WHAT IS REQUIRED: List each line of the data that holds the string "smiled".

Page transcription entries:
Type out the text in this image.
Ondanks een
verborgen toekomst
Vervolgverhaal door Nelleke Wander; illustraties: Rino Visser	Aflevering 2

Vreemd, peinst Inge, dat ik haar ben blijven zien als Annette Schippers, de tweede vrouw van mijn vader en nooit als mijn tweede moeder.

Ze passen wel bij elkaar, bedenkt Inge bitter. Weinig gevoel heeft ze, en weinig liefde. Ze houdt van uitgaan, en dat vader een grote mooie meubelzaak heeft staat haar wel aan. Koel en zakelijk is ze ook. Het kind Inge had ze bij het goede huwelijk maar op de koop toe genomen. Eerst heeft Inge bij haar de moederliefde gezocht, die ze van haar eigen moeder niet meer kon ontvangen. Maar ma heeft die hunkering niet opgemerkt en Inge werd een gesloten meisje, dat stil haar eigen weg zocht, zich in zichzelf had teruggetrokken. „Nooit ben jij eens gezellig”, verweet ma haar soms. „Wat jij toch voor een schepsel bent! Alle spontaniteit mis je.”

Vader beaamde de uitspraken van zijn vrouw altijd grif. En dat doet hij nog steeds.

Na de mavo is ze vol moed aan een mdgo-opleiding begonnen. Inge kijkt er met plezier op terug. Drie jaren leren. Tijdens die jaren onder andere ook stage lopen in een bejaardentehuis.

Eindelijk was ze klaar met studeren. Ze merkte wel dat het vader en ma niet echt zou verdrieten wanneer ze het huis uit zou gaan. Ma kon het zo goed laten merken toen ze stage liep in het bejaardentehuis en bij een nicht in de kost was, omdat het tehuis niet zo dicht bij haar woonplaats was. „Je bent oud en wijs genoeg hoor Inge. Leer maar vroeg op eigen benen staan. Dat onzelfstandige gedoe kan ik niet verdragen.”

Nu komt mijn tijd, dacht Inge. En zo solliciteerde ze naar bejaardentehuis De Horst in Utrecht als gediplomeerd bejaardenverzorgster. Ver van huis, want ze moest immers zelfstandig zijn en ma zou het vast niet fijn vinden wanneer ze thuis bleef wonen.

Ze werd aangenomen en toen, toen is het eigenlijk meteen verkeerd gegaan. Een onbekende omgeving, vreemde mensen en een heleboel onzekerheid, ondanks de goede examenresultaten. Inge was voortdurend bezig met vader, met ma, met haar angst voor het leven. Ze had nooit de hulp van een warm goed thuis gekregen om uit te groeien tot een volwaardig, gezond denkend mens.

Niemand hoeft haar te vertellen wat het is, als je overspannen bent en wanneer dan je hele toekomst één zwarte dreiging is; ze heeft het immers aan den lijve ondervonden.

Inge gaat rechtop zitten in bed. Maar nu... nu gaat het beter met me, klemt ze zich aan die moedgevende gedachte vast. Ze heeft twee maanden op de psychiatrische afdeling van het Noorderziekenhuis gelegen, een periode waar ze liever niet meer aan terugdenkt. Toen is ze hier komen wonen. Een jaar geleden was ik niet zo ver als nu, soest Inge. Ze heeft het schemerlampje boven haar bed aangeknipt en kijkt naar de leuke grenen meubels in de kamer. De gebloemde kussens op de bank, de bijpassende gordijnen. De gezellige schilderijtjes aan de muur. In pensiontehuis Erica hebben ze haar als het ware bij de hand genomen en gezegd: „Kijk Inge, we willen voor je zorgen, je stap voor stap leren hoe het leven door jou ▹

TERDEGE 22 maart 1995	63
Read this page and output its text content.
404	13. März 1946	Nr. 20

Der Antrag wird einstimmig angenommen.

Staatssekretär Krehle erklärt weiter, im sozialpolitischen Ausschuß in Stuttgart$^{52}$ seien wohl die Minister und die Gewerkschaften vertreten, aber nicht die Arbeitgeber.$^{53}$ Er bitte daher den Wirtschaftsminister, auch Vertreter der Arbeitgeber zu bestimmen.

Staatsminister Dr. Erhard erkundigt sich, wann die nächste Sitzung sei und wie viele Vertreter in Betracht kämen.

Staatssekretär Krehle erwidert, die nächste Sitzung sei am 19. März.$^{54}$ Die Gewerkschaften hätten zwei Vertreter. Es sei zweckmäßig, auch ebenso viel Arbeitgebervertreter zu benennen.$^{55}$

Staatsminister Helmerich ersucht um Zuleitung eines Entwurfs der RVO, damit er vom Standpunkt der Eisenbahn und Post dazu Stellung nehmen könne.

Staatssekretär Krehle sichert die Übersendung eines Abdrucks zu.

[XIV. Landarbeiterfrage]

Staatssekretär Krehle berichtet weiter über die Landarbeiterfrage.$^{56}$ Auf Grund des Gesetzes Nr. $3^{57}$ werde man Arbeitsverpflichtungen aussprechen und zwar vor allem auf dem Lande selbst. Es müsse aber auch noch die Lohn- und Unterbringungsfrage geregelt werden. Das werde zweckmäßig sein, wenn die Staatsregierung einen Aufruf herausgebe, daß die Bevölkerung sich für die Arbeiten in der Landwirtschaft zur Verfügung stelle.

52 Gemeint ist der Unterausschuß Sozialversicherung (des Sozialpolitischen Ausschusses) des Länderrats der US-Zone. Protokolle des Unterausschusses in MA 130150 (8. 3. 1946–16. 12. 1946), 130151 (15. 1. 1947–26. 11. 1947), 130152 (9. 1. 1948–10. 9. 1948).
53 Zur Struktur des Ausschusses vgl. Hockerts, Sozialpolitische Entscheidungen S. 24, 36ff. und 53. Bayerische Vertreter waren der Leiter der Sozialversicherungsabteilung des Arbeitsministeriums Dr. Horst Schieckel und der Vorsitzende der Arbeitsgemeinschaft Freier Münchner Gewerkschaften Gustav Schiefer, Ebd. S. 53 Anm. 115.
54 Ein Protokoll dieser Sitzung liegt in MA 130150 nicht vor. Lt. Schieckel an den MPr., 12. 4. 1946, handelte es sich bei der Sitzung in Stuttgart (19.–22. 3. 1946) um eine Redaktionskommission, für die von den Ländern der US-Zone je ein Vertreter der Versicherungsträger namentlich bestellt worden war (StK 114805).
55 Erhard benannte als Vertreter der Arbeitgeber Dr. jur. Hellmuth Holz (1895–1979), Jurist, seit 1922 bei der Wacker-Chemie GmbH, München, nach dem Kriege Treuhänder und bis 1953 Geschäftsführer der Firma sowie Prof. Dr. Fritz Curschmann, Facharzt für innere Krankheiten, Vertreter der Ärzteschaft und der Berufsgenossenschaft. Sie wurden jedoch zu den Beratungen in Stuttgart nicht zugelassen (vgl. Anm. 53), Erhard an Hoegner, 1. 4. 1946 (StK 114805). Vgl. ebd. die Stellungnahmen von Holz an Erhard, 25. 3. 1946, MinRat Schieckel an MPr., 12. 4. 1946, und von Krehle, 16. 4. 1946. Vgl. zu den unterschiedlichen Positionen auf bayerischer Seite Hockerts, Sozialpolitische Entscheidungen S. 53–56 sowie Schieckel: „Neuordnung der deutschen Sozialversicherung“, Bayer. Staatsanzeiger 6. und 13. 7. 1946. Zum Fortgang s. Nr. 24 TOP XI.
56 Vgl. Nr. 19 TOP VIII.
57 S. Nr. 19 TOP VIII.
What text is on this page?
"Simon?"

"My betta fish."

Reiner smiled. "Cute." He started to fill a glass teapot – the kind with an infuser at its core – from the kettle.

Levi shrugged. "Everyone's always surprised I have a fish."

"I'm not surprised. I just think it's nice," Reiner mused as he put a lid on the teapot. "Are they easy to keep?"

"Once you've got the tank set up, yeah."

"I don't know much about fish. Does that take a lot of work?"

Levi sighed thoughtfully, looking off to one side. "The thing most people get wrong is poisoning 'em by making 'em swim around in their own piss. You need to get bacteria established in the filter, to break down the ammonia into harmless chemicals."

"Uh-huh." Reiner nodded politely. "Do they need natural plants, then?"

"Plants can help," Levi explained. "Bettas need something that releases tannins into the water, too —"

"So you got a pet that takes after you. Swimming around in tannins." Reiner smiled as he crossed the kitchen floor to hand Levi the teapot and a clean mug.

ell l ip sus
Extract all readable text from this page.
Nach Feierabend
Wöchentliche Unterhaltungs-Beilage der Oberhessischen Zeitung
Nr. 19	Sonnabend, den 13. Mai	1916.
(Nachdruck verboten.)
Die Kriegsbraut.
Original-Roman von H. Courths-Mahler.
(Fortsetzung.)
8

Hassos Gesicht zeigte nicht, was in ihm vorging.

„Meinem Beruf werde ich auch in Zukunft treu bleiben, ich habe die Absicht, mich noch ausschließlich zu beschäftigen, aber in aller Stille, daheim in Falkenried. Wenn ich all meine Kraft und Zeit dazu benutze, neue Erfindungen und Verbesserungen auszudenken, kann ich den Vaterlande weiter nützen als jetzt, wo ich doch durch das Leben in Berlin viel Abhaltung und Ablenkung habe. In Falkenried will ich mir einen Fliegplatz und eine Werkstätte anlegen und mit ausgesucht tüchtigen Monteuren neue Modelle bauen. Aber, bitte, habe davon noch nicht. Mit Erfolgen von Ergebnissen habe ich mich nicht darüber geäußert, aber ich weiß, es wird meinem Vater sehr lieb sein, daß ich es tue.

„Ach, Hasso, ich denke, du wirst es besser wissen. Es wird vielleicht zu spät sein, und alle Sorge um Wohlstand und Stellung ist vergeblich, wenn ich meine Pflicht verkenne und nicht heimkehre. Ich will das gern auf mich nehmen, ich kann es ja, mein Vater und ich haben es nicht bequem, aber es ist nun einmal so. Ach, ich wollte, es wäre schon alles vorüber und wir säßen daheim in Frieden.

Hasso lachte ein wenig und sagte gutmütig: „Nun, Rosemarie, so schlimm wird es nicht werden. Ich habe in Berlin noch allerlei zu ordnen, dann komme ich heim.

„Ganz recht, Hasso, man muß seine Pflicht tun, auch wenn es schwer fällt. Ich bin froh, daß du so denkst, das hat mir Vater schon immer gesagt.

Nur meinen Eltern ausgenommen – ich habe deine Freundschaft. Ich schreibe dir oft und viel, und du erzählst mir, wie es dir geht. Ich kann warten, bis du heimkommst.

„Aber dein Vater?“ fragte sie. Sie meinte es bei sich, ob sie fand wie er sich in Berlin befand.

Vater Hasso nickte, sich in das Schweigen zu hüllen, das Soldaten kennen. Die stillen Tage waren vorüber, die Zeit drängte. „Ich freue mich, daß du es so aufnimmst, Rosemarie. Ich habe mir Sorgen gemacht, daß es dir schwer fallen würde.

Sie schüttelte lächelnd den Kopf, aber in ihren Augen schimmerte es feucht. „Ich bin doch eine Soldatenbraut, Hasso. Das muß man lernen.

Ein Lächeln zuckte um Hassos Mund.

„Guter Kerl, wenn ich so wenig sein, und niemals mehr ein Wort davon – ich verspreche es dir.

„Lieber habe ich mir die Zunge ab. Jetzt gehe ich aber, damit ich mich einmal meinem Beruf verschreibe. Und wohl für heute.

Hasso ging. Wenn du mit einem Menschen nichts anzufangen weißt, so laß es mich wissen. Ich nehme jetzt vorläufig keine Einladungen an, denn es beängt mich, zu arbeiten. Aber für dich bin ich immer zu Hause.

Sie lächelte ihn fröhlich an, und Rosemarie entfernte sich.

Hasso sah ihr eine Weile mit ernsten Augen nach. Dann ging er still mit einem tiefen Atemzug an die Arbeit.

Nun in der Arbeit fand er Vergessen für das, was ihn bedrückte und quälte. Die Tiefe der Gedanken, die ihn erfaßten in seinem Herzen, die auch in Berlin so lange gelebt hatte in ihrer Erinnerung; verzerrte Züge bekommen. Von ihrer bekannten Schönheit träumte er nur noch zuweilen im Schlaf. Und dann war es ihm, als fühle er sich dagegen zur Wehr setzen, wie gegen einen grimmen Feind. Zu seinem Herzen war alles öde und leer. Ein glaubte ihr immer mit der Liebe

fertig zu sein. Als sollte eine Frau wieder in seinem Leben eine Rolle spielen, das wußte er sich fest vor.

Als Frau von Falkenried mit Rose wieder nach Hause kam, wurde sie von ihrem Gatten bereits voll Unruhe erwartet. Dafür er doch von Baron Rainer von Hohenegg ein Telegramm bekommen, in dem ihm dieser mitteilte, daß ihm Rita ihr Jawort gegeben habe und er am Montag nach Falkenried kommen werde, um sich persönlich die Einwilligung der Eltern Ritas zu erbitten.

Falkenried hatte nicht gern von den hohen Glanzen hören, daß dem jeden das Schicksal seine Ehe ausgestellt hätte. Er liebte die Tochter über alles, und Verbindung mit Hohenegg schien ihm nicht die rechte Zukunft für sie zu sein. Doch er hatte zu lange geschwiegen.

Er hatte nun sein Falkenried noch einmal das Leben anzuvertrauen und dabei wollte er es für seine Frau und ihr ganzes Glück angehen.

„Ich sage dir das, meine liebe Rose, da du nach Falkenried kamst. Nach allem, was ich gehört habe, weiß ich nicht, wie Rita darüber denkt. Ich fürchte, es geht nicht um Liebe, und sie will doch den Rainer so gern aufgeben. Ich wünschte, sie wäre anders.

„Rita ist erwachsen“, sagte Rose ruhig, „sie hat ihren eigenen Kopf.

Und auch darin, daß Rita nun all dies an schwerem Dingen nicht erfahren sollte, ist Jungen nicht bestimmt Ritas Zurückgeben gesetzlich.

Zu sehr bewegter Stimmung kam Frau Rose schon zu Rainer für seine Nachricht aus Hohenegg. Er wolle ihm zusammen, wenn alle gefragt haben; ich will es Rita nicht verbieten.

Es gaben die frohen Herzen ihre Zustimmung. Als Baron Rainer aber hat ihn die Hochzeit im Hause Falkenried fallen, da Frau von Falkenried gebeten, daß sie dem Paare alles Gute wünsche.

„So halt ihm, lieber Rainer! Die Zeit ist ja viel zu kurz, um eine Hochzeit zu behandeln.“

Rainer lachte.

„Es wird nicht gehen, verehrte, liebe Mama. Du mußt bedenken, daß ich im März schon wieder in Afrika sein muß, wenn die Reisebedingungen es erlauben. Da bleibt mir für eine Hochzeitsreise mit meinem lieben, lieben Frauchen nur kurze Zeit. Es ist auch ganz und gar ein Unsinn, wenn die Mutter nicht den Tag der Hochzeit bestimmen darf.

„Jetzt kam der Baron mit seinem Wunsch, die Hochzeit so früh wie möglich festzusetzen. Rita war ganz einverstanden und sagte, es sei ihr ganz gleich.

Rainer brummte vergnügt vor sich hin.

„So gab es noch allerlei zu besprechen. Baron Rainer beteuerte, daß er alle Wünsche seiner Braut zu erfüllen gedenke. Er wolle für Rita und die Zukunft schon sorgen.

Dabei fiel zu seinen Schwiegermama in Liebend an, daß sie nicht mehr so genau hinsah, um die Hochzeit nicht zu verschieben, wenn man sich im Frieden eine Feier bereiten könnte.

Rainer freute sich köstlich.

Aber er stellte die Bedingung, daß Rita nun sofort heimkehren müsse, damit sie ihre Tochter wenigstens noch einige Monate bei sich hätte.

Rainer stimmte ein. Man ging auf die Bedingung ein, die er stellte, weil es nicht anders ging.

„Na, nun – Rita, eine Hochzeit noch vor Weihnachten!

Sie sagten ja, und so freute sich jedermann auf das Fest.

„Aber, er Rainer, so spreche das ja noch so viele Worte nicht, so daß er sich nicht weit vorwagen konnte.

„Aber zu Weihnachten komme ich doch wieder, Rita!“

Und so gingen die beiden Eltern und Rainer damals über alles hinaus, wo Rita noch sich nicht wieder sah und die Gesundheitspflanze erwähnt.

SOLUTION FOR THIS EXERCISE:
Reiner smiled. "Cute." He started to fill a glass teapot – the kind with an infuser at its core – from the kettle.
"So you got a pet that takes after you. Swimming around in tannins." Reiner smiled as he crossed the kitchen floor to hand Levi the teapot and a clean mug.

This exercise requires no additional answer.